## Written exercise
The records below must be retyped exactly.

## Exercise material
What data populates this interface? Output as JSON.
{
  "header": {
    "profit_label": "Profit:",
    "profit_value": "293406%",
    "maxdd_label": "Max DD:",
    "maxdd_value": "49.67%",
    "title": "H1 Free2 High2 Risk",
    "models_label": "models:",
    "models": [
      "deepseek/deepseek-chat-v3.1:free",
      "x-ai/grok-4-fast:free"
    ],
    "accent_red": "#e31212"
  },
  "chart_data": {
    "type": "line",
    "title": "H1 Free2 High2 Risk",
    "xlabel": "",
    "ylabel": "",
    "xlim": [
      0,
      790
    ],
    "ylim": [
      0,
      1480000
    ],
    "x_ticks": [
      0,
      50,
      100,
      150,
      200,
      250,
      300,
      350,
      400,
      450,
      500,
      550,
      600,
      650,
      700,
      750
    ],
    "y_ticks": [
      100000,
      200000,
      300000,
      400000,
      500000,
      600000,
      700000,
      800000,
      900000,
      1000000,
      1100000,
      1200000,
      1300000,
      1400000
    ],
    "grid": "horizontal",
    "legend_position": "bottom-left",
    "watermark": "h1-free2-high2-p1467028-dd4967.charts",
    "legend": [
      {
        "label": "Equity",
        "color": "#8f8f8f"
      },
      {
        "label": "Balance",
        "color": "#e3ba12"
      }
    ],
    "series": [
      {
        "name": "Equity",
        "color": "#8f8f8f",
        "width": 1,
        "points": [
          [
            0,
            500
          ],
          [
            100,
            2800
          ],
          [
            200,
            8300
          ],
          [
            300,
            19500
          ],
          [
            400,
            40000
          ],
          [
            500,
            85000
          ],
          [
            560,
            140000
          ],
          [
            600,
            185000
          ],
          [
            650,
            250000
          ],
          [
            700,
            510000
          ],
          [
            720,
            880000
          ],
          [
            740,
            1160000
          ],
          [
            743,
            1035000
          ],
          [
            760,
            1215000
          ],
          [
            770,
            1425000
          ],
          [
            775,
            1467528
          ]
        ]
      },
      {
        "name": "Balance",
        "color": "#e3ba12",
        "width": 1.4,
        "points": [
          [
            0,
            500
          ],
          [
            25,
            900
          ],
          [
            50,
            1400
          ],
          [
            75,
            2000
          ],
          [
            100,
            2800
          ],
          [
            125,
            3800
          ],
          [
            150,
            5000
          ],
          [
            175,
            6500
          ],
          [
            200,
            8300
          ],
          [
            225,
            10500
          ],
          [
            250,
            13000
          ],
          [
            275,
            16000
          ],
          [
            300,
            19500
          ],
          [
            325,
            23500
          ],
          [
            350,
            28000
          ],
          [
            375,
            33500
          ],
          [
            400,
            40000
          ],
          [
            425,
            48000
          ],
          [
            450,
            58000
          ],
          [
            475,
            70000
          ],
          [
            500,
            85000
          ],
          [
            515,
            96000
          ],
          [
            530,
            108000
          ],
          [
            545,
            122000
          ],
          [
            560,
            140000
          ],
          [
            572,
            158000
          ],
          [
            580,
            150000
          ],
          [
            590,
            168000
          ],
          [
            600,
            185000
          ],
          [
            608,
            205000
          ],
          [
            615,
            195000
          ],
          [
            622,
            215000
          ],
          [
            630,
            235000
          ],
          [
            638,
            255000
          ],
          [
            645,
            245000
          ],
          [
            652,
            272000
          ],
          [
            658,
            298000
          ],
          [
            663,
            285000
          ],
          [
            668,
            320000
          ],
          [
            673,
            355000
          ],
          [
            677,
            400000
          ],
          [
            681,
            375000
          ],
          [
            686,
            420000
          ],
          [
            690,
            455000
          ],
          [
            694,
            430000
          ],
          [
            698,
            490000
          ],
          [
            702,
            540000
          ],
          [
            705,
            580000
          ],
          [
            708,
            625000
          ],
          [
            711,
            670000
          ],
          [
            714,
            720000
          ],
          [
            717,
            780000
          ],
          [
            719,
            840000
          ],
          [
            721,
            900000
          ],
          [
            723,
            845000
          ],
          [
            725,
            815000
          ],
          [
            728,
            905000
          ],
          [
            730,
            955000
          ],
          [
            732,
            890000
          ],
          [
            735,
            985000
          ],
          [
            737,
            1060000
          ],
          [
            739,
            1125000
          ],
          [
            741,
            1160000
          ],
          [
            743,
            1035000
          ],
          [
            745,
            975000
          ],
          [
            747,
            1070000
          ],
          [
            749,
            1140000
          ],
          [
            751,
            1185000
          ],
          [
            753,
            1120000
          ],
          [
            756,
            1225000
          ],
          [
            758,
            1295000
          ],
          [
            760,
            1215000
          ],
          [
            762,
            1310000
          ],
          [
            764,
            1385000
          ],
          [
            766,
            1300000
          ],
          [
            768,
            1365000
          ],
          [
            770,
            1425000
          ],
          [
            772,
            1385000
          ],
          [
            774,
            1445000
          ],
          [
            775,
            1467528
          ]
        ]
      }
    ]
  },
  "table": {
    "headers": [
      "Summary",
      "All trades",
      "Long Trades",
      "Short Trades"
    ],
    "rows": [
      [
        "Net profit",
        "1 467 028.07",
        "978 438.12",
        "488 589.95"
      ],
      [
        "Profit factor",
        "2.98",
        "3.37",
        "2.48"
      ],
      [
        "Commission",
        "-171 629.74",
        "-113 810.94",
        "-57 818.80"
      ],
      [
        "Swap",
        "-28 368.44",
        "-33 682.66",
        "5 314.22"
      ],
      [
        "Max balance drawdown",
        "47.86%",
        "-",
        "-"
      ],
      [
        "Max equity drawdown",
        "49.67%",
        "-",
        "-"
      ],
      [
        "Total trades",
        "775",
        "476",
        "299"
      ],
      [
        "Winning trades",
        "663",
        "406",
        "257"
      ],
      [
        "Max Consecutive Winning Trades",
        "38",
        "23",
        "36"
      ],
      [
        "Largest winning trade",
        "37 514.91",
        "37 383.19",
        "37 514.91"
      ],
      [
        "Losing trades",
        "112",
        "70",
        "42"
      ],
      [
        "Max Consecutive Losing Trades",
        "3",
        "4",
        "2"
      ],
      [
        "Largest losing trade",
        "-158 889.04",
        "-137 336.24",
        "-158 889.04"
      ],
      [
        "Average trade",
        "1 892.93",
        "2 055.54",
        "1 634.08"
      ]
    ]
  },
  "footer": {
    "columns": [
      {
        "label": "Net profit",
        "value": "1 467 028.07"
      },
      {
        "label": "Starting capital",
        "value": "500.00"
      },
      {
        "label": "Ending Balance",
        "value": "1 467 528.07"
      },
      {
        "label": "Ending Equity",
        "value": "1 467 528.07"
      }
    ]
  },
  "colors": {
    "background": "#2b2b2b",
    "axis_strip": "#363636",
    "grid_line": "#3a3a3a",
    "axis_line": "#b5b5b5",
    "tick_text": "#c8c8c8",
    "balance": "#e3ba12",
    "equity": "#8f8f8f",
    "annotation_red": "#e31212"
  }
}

## Finished answer
What data populates this interface? Output as JSON.
{
  "header": {
    "profit_label": "Profit:",
    "profit_value": "293406%",
    "maxdd_label": "Max DD:",
    "maxdd_value": "49.67%",
    "title": "H1 Free2 High2 Risk",
    "models_label": "models:",
    "models": [
      "deepseek/deepseek-chat-v3.1:free",
      "x-ai/grok-4-fast:free"
    ],
    "accent_red": "#e31212"
  },
  "chart_data": {
    "type": "line",
    "title": "H1 Free2 High2 Risk",
    "xlabel": "",
    "ylabel": "",
    "xlim": [
      0,
      790
    ],
    "ylim": [
      0,
      1480000
    ],
    "x_ticks": [
      0,
      50,
      100,
      150,
      200,
      250,
      300,
      350,
      400,
      450,
      500,
      550,
      600,
      650,
      700,
      750
    ],
    "y_ticks": [
      100000,
      200000,
      300000,
      400000,
      500000,
      600000,
      700000,
      800000,
      900000,
      1000000,
      1100000,
      1200000,
      1300000,
      1400000
    ],
    "grid": "horizontal",
    "legend_position": "bottom-left",
    "watermark": "h1-free2-high2-p1467028-dd4967.charts",
    "legend": [
      {
        "label": "Equity",
        "color": "#8f8f8f"
      },
      {
        "label": "Balance",
        "color": "#e3ba12"
      }
    ],
    "series": [
      {
        "name": "Equity",
        "color": "#8f8f8f",
        "width": 1,
        "points": [
          [
            0,
            500
          ],
          [
            100,
            2800
          ],
          [
            200,
            8300
          ],
          [
            300,
            19500
          ],
          [
            400,
            40000
          ],
          [
            500,
            85000
          ],
          [
            560,
            140000
          ],
          [
            600,
            185000
          ],
          [
            650,
            250000
          ],
          [
            700,
            510000
          ],
          [
            720,
            880000
          ],
          [
            740,
            1160000
          ],
          [
            743,
            1035000
          ],
          [
            760,
            1215000
          ],
          [
            770,
            1425000
          ],
          [
            775,
            1467528
          ]
        ]
      },
      {
        "name": "Balance",
        "color": "#e3ba12",
        "width": 1.4,
        "points": [
          [
            0,
            500
          ],
          [
            25,
            900
          ],
          [
            50,
            1400
          ],
          [
            75,
            2000
          ],
          [
            100,
            2800
          ],
          [
            125,
            3800
          ],
          [
            150,
            5000
          ],
          [
            175,
            6500
          ],
          [
            200,
            8300
          ],
          [
            225,
            10500
          ],
          [
            250,
            13000
          ],
          [
            275,
            16000
          ],
          [
            300,
            19500
          ],
          [
            325,
            23500
          ],
          [
            350,
            28000
          ],
          [
            375,
            33500
          ],
          [
            400,
            40000
          ],
          [
            425,
            48000
          ],
          [
            450,
            58000
          ],
          [
            475,
            70000
          ],
          [
            500,
            85000
          ],
          [
            515,
            96000
          ],
          [
            530,
            108000
          ],
          [
            545,
            122000
          ],
          [
            560,
            140000
          ],
          [
            572,
            158000
          ],
          [
            580,
            150000
          ],
          [
            590,
            168000
          ],
          [
            600,
            185000
          ],
          [
            608,
            205000
          ],
          [
            615,
            195000
          ],
          [
            622,
            215000
          ],
          [
            630,
            235000
          ],
          [
            638,
            255000
          ],
          [
            645,
            245000
          ],
          [
            652,
            272000
          ],
          [
            658,
            298000
          ],
          [
            663,
            285000
          ],
          [
            668,
            320000
          ],
          [
            673,
            355000
          ],
          [
            677,
            400000
          ],
          [
            681,
            375000
          ],
          [
            686,
            420000
          ],
          [
            690,
            455000
          ],
          [
            694,
            430000
          ],
          [
            698,
            490000
          ],
          [
            702,
            540000
          ],
          [
            705,
            580000
          ],
          [
            708,
            625000
          ],
          [
            711,
            670000
          ],
          [
            714,
            720000
          ],
          [
            717,
            780000
          ],
          [
            719,
            840000
          ],
          [
            721,
            900000
          ],
          [
            723,
            845000
          ],
          [
            725,
            815000
          ],
          [
            728,
            905000
          ],
          [
            730,
            955000
          ],
          [
            732,
            890000
          ],
          [
            735,
            985000
          ],
          [
            737,
            1060000
          ],
          [
            739,
            1125000
          ],
          [
            741,
            1160000
          ],
          [
            743,
            1035000
          ],
          [
            745,
            975000
          ],
          [
            747,
            1070000
          ],
          [
            749,
            1140000
          ],
          [
            751,
            1185000
          ],
          [
            753,
            1120000
          ],
          [
            756,
            1225000
          ],
          [
            758,
            1295000
          ],
          [
            760,
            1215000
          ],
          [
            762,
            1310000
          ],
          [
            764,
            1385000
          ],
          [
            766,
            1300000
          ],
          [
            768,
            1365000
          ],
          [
            770,
            1425000
          ],
          [
            772,
            1385000
          ],
          [
            774,
            1445000
          ],
          [
            775,
            1467528
          ]
        ]
      }
    ]
  },
  "table": {
    "headers": [
      "Summary",
      "All trades",
      "Long Trades",
      "Short Trades"
    ],
    "rows": [
      [
        "Net profit",
        "1 467 028.07",
        "978 438.12",
        "488 589.95"
      ],
      [
        "Profit factor",
        "2.98",
        "3.37",
        "2.48"
      ],
      [
        "Commission",
        "-171 629.74",
        "-113 810.94",
        "-57 818.80"
      ],
      [
        "Swap",
        "-28 368.44",
        "-33 682.66",
        "5 314.22"
      ],
      [
        "Max balance drawdown",
        "47.86%",
        "-",
        "-"
      ],
      [
        "Max equity drawdown",
        "49.67%",
        "-",
        "-"
      ],
      [
        "Total trades",
        "775",
        "476",
        "299"
      ],
      [
        "Winning trades",
        "663",
        "406",
        "257"
      ],
      [
        "Max Consecutive Winning Trades",
        "38",
        "23",
        "36"
      ],
      [
        "Largest winning trade",
        "37 514.91",
        "37 383.19",
        "37 514.91"
      ],
      [
        "Losing trades",
        "112",
        "70",
        "42"
      ],
      [
        "Max Consecutive Losing Trades",
        "3",
        "4",
        "2"
      ],
      [
        "Largest losing trade",
        "-158 889.04",
        "-137 336.24",
        "-158 889.04"
      ],
      [
        "Average trade",
        "1 892.93",
        "2 055.54",
        "1 634.08"
      ]
    ]
  },
  "footer": {
    "columns": [
      {
        "label": "Net profit",
        "value": "1 467 028.07"
      },
      {
        "label": "Starting capital",
        "value": "500.00"
      },
      {
        "label": "Ending Balance",
        "value": "1 467 528.07"
      },
      {
        "label": "Ending Equity",
        "value": "1 467 528.07"
      }
    ]
  },
  "colors": {
    "background": "#2b2b2b",
    "axis_strip": "#363636",
    "grid_line": "#3a3a3a",
    "axis_line": "#b5b5b5",
    "tick_text": "#c8c8c8",
    "balance": "#e3ba12",
    "equity": "#8f8f8f",
    "annotation_red": "#e31212"
  }
}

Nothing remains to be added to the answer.